Task objective:
Copy out the lines below that hold the word "kann".

━━━━━ Records supplied ━━━━━

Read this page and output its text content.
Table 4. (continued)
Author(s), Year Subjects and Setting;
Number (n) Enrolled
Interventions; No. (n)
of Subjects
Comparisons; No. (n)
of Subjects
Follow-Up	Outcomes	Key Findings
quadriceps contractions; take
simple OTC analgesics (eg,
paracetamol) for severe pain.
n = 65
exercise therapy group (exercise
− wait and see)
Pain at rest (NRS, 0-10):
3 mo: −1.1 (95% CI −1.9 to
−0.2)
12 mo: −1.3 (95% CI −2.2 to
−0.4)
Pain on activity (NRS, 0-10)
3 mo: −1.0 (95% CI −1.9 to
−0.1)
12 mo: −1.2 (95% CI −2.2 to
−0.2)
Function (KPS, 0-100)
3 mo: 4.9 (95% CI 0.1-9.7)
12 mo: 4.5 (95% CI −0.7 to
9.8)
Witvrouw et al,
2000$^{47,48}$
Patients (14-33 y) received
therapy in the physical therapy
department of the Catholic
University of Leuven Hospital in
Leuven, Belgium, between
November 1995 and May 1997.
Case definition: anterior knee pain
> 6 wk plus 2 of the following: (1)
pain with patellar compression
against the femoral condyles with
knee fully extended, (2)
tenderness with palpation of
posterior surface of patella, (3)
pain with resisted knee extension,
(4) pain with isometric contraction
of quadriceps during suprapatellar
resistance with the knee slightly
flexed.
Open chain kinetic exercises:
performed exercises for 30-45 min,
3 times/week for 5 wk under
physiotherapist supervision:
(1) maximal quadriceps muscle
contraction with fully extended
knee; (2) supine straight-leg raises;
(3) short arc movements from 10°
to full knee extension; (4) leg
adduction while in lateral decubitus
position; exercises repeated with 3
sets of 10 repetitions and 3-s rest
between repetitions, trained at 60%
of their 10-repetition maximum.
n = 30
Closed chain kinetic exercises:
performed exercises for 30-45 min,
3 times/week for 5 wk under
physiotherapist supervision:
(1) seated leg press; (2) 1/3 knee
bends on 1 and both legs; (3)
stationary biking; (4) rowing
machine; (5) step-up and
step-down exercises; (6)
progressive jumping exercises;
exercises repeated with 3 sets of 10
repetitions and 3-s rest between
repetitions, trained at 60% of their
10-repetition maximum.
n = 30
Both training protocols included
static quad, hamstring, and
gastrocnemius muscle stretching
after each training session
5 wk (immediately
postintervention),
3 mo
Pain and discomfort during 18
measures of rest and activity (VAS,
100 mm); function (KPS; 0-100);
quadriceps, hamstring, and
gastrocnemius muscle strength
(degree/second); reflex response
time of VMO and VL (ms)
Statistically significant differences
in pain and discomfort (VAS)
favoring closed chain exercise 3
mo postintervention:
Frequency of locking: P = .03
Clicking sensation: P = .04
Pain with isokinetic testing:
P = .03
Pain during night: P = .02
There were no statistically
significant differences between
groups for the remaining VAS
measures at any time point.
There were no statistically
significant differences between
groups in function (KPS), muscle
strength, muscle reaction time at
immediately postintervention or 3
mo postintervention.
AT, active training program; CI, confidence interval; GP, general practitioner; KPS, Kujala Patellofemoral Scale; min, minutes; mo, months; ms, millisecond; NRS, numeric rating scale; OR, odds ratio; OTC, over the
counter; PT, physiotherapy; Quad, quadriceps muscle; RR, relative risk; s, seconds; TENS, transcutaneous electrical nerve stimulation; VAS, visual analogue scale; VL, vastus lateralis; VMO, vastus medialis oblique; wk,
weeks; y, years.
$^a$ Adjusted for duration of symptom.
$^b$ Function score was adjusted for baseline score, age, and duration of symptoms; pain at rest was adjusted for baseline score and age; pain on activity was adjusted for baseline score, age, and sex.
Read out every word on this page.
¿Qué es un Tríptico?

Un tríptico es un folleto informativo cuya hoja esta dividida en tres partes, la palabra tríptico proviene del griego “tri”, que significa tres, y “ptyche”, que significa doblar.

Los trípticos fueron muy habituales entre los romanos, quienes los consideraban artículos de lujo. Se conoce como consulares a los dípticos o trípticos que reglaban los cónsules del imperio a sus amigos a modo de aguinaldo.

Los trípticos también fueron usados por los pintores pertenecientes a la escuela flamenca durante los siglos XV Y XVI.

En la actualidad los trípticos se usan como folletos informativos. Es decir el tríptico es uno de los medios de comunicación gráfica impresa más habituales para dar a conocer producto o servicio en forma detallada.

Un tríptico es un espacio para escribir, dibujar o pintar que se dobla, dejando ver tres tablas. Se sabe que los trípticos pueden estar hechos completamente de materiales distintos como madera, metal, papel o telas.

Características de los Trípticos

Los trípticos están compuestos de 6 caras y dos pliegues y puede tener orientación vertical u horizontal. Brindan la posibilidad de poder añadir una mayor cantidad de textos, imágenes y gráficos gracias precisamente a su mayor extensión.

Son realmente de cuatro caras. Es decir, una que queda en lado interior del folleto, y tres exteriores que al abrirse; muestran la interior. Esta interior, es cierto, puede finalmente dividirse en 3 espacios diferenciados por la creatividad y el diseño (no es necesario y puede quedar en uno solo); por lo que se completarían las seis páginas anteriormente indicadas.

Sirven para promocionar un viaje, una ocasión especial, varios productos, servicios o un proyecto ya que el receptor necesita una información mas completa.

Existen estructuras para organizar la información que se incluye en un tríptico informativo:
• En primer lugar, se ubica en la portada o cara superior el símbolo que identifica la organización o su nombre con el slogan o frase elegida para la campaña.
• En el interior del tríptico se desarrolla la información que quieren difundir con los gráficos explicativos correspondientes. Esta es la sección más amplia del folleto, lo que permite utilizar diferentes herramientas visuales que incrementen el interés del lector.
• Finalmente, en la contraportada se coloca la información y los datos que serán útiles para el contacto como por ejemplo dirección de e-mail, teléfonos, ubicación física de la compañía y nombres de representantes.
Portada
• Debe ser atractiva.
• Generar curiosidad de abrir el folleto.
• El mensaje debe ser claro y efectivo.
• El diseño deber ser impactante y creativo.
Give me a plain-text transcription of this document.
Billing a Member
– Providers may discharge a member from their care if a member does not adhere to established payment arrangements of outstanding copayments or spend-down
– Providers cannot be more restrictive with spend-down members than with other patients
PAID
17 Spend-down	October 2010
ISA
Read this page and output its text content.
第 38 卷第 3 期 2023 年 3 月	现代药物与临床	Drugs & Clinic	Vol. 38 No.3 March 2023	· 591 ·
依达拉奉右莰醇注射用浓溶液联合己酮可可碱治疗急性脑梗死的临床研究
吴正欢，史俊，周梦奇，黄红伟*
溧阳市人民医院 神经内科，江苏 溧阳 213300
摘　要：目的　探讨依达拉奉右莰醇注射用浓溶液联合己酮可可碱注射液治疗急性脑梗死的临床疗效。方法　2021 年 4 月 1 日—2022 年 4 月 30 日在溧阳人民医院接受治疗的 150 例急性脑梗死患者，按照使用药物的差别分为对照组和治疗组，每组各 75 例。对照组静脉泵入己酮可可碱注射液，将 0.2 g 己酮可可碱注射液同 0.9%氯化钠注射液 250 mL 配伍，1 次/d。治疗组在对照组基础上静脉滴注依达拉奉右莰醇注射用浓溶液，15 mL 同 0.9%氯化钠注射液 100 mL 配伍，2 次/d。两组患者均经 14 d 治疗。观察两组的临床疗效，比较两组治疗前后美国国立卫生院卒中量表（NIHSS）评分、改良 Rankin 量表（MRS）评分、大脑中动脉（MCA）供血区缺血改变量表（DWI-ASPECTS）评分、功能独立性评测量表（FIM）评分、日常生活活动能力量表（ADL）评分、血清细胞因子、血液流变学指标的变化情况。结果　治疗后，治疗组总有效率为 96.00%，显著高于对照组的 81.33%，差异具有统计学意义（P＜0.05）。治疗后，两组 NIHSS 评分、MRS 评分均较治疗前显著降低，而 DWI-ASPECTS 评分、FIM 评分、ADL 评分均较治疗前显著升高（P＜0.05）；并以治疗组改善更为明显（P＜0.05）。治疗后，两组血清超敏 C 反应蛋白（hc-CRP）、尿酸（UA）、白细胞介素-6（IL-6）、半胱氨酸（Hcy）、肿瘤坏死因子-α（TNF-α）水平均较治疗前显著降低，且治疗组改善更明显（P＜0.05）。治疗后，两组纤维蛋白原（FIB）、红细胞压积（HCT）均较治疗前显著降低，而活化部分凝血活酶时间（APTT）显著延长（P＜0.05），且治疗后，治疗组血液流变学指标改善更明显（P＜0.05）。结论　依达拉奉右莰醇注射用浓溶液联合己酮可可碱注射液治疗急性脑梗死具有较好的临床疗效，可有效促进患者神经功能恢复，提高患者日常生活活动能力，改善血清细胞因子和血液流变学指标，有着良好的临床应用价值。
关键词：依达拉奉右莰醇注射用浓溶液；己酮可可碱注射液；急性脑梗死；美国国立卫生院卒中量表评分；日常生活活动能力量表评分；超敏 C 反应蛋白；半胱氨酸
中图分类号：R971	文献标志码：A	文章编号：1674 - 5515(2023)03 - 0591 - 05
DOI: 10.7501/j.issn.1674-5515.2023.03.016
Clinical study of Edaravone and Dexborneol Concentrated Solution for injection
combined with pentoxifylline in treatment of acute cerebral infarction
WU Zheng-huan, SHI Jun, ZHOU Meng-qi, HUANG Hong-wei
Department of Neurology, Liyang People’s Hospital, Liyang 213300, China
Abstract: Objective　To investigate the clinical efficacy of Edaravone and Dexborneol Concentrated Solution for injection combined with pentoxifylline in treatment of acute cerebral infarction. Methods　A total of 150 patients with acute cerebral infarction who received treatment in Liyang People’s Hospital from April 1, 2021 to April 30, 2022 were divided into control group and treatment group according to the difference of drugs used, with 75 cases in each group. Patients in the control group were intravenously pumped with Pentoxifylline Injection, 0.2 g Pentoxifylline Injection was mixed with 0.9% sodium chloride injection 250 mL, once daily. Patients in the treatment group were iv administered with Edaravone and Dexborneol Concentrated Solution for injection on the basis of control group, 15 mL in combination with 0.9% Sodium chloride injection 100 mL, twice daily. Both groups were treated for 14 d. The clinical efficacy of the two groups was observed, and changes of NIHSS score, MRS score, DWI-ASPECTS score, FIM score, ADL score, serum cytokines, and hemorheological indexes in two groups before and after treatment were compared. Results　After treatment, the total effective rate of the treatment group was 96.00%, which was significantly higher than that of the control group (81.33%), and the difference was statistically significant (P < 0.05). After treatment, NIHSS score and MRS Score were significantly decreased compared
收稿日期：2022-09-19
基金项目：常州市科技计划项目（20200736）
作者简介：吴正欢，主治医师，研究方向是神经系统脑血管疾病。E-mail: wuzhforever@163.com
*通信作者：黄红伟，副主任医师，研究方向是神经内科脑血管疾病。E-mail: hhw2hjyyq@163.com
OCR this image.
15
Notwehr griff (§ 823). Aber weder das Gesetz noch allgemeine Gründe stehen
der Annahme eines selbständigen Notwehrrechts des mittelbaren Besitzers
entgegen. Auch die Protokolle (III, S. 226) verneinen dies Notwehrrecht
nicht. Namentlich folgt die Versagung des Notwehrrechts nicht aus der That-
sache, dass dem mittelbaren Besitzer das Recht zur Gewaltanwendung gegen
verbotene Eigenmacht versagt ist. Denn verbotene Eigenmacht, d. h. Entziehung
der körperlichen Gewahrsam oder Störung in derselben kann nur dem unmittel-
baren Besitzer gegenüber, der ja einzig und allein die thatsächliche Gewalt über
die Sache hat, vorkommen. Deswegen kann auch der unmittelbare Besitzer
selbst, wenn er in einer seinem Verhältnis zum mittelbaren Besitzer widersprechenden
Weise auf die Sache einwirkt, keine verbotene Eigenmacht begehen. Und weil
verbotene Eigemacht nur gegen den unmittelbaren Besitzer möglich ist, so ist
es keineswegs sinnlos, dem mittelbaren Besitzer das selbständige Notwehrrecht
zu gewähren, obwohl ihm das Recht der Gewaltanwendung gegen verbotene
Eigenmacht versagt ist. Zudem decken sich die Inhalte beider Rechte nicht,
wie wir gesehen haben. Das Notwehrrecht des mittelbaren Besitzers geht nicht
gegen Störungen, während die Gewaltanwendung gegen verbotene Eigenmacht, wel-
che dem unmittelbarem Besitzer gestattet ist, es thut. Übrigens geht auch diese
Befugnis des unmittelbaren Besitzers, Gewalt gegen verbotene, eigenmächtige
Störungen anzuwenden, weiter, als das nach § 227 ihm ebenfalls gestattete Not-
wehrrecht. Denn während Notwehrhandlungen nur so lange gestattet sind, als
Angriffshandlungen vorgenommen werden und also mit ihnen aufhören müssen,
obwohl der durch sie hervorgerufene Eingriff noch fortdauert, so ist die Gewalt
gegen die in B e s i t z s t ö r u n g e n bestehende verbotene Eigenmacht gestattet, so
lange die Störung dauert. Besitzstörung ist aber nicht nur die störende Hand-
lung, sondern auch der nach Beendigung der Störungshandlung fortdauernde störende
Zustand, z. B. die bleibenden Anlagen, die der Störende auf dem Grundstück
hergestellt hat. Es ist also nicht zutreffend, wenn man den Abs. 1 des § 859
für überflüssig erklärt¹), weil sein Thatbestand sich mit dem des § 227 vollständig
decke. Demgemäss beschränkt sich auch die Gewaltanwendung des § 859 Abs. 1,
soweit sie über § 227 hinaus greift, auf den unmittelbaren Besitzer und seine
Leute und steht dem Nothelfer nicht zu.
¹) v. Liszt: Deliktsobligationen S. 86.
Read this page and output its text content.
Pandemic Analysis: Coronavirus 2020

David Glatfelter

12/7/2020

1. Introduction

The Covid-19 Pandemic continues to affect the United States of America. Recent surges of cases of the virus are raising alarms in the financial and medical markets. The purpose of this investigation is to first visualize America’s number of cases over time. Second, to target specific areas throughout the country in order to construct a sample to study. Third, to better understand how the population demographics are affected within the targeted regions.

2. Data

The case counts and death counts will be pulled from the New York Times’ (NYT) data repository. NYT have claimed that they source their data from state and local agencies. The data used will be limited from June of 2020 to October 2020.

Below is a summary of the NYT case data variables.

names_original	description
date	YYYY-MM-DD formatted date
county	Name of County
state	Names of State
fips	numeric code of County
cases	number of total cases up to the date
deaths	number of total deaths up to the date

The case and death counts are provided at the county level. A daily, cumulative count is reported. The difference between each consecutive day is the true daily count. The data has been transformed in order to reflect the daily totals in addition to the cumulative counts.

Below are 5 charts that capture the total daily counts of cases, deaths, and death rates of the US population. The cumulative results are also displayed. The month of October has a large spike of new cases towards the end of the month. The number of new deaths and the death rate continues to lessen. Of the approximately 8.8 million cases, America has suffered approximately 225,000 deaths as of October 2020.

━━━━━

Result for this exercise:
der körperlichen Gewahrsam oder Störung in derselben kann nur dem unmittel-
die Sache hat, vorkommen. Deswegen kann auch der unmittelbare Besitzer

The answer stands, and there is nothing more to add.